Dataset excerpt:
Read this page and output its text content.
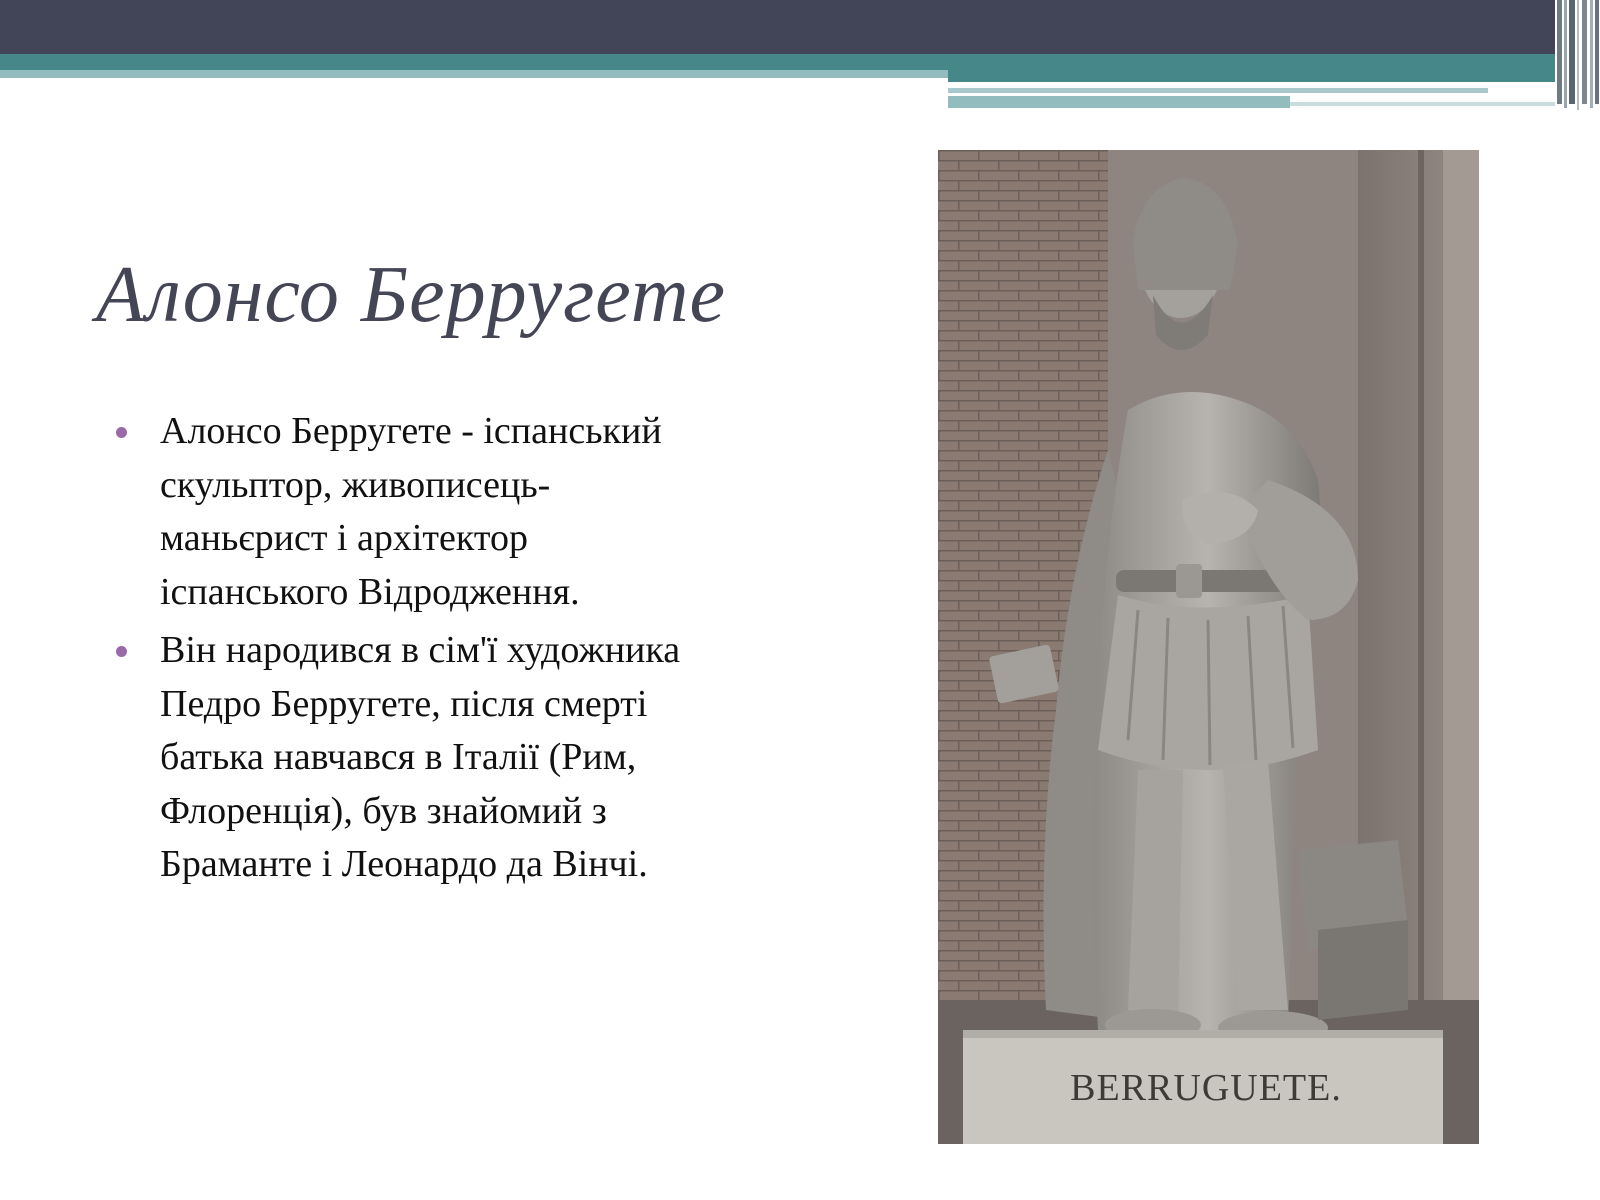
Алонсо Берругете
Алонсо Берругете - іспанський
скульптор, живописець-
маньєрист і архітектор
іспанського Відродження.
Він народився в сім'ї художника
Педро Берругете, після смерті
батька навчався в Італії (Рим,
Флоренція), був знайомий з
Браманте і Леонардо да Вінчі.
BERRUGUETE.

## Your objective
Look through the records and count each line that holds "Берругете". Write only the total.

## The response
3